_REQUIRED WORK:_
Extract the lines that hold the string "Yürütülmesine".

_MATERIAL FOR THE TASK:_
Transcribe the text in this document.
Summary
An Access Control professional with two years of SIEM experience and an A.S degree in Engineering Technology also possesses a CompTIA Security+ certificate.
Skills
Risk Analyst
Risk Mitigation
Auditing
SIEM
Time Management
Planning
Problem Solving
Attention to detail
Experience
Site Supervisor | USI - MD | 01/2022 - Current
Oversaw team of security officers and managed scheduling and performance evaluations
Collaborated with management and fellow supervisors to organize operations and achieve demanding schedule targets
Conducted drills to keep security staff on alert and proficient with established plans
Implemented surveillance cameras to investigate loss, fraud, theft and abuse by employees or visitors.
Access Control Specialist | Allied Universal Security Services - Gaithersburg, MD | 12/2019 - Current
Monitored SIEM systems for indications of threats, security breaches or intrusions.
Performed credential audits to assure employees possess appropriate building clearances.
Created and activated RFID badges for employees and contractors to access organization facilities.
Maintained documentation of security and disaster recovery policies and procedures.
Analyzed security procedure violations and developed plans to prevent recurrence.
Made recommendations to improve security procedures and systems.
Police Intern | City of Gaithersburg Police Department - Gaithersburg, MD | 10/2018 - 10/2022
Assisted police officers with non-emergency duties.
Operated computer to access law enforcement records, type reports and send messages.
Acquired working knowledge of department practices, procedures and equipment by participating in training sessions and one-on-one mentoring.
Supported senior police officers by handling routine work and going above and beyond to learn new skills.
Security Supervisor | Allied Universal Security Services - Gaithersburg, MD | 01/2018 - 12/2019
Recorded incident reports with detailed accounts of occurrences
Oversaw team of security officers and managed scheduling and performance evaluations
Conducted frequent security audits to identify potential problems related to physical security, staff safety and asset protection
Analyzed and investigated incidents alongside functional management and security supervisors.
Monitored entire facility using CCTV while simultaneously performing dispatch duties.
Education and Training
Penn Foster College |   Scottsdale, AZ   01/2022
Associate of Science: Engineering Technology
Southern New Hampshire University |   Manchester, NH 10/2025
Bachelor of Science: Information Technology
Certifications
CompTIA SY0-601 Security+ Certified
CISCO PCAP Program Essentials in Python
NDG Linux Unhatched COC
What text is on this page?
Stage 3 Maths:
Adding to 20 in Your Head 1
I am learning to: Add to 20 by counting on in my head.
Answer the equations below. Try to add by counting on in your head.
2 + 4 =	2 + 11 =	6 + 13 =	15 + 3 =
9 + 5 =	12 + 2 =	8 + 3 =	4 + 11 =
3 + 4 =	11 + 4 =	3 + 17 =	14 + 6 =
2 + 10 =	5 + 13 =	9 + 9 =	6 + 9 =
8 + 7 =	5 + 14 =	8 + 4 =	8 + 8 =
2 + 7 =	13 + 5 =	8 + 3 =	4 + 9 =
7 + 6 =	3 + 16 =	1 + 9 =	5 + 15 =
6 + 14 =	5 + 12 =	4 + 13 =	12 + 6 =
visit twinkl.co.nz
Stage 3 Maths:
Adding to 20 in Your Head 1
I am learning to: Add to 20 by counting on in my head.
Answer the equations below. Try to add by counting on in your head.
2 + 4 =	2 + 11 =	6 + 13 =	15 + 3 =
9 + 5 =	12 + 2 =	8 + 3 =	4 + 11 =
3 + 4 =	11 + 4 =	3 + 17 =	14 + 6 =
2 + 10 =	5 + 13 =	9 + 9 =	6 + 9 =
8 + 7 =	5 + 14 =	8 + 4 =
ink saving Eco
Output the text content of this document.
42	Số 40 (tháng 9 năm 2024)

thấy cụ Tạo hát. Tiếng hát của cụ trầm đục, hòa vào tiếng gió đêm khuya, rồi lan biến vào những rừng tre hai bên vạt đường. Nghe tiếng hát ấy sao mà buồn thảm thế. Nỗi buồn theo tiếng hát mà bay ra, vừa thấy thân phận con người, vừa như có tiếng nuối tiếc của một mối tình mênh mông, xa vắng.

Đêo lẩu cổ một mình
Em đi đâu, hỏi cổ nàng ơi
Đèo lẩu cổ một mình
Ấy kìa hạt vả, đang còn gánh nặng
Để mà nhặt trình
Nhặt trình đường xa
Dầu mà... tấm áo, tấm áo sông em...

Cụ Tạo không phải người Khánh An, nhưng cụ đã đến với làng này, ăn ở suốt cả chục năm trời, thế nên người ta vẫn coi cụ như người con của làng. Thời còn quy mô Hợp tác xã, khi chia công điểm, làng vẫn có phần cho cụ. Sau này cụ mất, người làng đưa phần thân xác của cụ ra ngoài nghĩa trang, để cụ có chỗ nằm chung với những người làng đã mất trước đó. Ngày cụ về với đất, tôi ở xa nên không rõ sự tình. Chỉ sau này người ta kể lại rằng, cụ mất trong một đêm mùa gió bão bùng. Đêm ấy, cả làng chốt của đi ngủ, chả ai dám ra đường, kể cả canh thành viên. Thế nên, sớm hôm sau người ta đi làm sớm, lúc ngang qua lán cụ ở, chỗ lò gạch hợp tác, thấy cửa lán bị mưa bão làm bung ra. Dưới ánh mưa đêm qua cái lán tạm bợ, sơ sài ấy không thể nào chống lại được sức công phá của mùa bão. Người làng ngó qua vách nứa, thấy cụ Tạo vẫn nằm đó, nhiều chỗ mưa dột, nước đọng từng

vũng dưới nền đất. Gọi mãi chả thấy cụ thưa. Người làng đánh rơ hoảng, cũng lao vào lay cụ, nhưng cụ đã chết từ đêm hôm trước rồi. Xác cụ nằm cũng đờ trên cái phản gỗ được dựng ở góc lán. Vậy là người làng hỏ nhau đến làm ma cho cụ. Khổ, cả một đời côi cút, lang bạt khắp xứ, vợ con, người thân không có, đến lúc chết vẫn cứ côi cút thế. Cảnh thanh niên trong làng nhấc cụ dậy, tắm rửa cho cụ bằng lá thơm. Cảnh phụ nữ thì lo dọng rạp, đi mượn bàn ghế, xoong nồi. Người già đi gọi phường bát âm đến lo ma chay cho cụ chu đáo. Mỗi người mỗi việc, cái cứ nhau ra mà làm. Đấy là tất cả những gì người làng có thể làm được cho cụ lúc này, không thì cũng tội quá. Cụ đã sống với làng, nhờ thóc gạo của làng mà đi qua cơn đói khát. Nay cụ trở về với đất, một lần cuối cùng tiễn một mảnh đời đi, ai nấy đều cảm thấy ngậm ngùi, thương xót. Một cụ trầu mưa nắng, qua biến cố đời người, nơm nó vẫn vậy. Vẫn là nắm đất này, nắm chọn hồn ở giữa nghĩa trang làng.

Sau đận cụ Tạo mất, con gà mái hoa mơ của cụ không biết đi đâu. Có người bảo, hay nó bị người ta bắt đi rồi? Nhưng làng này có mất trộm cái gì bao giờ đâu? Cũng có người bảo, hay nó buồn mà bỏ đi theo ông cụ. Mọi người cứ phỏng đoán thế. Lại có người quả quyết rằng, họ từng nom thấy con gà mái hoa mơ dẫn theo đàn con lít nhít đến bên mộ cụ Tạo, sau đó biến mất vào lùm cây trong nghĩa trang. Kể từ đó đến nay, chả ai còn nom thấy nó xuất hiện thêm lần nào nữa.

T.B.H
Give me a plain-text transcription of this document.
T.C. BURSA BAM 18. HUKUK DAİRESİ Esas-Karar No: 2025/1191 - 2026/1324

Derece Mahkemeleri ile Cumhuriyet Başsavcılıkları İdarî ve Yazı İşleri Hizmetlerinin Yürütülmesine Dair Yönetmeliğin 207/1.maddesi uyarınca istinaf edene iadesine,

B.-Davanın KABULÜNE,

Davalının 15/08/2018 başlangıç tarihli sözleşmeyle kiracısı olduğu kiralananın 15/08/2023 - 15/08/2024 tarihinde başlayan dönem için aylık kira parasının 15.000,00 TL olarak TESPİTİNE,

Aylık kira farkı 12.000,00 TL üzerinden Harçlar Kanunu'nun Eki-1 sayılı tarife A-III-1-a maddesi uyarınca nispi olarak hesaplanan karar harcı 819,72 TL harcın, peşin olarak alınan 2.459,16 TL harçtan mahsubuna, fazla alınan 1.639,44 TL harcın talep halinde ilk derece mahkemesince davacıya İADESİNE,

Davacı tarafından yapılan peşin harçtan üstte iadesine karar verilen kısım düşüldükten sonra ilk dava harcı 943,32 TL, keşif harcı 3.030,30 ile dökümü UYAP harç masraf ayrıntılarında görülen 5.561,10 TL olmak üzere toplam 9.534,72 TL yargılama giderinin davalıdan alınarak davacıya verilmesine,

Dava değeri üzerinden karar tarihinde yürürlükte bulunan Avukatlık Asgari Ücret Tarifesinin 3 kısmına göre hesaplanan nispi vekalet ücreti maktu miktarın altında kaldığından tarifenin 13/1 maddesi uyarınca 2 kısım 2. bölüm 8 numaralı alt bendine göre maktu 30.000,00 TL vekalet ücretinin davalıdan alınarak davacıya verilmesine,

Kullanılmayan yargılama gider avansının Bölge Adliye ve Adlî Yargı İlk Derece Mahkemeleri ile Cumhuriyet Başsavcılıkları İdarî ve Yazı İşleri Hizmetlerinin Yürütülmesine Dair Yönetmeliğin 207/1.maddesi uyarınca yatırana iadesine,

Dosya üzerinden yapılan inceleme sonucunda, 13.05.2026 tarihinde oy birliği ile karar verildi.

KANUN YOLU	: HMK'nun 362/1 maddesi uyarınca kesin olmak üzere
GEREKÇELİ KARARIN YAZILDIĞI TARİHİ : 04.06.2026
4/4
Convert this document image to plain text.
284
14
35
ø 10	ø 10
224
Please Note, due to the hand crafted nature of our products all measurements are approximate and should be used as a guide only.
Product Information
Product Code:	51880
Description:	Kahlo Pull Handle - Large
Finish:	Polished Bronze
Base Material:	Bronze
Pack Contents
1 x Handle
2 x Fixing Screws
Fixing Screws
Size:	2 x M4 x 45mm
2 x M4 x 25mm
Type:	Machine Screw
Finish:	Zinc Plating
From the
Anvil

_RESPONSE:_
Derece Mahkemeleri ile Cumhuriyet Başsavcılıkları İdarî ve Yazı İşleri Hizmetlerinin Yürütülmesine Dair Yönetmeliğin 207/1.maddesi uyarınca istinaf edene iadesine,
Kullanılmayan yargılama gider avansının Bölge Adliye ve Adlî Yargı İlk Derece Mahkemeleri ile Cumhuriyet Başsavcılıkları İdarî ve Yazı İşleri Hizmetlerinin Yürütülmesine Dair Yönetmeliğin 207/1.maddesi uyarınca yatırana iadesine,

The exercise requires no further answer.